:: RECORDED INFORMATION

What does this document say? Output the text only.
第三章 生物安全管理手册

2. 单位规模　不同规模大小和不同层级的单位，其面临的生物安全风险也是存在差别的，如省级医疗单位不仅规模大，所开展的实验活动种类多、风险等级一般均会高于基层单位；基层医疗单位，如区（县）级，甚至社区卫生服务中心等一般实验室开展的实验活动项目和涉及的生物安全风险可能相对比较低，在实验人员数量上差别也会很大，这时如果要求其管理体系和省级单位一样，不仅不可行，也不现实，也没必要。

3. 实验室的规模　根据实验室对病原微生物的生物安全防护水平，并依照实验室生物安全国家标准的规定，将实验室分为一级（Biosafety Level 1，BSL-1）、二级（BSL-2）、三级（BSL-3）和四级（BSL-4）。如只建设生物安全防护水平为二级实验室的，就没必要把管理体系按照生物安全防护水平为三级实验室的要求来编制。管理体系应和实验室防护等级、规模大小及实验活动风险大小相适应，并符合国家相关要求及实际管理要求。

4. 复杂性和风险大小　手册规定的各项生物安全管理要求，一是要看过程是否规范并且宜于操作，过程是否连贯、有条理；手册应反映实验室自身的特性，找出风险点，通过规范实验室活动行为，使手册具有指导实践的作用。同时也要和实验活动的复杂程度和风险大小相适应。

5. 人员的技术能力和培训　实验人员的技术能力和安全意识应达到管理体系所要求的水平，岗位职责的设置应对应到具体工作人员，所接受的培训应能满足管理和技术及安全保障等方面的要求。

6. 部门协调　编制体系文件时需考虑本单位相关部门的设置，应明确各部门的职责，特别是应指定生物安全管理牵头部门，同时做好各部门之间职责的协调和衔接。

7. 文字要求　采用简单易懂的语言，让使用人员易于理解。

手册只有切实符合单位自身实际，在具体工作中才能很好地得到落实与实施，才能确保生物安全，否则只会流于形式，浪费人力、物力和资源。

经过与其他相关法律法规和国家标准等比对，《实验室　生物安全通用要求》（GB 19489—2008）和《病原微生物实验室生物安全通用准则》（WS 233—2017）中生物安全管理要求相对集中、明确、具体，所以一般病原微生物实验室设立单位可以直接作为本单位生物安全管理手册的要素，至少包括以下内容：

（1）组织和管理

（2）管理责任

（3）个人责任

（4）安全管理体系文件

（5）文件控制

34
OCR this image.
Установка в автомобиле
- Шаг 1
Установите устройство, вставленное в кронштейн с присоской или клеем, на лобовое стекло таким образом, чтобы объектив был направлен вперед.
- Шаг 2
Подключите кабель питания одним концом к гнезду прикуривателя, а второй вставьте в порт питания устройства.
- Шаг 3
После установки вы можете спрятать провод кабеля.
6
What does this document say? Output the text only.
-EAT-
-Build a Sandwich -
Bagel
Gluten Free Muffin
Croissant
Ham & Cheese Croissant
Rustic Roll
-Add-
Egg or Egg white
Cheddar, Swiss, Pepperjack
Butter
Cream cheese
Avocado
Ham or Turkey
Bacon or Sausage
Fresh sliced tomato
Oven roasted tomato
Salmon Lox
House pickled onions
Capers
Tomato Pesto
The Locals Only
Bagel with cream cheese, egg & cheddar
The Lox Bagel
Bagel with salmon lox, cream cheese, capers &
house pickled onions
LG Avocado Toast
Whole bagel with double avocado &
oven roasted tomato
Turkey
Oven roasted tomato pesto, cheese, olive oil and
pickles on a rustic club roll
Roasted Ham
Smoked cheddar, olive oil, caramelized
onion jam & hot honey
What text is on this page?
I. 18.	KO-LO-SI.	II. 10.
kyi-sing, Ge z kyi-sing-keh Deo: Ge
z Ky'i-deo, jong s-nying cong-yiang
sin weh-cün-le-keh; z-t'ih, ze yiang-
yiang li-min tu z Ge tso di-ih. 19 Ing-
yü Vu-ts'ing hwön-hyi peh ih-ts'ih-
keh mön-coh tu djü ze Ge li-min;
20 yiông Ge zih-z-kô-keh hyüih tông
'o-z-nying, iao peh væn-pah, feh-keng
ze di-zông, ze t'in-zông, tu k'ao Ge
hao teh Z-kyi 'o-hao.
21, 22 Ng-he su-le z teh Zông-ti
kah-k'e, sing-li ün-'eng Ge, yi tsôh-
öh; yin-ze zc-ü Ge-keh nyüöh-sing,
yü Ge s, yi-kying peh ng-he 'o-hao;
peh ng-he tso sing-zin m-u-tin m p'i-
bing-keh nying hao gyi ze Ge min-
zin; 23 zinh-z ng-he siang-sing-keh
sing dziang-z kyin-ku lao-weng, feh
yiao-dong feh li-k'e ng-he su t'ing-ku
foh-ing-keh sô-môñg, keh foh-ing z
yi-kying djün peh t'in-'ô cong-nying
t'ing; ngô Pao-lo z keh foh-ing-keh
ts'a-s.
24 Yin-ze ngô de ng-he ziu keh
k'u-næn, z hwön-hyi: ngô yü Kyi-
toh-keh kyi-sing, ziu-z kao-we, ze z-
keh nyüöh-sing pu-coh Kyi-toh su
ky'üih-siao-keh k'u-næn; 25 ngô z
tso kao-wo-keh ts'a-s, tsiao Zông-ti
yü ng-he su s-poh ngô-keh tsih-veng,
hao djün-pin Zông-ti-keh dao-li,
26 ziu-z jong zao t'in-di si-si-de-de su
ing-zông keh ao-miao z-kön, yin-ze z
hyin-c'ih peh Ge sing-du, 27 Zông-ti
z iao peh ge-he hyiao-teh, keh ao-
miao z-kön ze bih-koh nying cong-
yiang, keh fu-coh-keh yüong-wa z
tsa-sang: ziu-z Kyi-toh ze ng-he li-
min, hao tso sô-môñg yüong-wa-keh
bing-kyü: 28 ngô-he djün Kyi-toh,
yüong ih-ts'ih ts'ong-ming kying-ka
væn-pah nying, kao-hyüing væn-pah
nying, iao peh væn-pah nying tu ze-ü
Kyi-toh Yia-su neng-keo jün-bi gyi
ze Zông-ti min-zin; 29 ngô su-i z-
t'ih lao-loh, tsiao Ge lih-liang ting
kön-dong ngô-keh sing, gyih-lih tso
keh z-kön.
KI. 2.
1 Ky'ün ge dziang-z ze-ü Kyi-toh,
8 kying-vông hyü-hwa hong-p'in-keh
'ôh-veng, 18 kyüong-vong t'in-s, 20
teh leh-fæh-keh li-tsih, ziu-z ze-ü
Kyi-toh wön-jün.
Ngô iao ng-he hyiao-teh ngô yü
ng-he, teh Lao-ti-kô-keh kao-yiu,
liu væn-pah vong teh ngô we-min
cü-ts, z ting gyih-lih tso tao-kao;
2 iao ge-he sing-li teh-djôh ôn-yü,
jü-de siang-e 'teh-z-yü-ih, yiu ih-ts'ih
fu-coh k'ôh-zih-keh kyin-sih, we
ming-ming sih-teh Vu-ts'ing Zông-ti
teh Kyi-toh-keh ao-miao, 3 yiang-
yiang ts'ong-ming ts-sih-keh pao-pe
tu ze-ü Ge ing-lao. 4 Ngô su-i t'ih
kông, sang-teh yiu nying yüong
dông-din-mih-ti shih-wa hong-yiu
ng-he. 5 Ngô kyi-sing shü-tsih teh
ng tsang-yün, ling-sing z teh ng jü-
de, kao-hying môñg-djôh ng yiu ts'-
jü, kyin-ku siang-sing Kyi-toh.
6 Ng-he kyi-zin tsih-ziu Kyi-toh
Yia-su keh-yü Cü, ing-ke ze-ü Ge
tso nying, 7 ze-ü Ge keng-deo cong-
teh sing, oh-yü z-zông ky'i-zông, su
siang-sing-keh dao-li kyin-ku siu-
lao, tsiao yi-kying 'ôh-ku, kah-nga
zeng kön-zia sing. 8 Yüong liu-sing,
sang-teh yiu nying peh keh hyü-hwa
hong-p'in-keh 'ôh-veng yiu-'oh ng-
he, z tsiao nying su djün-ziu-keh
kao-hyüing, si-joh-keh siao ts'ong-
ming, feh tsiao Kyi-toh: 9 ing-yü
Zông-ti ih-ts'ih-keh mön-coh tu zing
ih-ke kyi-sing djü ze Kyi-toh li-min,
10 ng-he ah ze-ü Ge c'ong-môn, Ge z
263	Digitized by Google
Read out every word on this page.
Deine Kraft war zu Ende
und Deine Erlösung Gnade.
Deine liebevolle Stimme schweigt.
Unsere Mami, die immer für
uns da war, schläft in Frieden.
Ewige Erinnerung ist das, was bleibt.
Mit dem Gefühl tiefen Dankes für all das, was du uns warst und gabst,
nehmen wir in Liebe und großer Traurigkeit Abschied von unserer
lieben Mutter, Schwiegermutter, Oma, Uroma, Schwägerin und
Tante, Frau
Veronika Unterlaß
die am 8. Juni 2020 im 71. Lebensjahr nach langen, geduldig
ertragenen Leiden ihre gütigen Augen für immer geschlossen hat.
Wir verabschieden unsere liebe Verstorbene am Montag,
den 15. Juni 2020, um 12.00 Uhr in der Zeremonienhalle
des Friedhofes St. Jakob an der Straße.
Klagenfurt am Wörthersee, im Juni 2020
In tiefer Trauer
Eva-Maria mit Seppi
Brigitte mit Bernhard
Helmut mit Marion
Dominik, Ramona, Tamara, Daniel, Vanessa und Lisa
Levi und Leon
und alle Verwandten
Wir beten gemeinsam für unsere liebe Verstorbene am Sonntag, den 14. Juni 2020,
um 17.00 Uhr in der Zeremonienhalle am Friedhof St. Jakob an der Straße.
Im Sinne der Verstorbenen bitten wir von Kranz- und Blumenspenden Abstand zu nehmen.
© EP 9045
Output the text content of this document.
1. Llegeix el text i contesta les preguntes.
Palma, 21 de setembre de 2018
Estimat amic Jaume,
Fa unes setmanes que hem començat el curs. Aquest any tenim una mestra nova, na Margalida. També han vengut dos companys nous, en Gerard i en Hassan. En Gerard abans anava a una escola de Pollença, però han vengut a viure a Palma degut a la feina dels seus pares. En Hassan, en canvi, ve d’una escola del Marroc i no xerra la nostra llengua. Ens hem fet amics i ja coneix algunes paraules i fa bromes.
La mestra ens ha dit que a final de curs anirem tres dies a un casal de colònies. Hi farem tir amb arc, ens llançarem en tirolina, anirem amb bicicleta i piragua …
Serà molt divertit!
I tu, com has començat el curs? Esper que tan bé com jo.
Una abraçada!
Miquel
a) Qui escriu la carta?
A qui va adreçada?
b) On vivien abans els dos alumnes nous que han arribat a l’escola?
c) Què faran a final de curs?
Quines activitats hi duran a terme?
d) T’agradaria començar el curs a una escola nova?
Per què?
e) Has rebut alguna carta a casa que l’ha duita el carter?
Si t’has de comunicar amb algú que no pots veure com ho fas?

::::

§ WHAT IS EXPECTED
What is the number of lines above that hold the string "yiang"? Answer with that number alone.

§ FULL ANSWER
6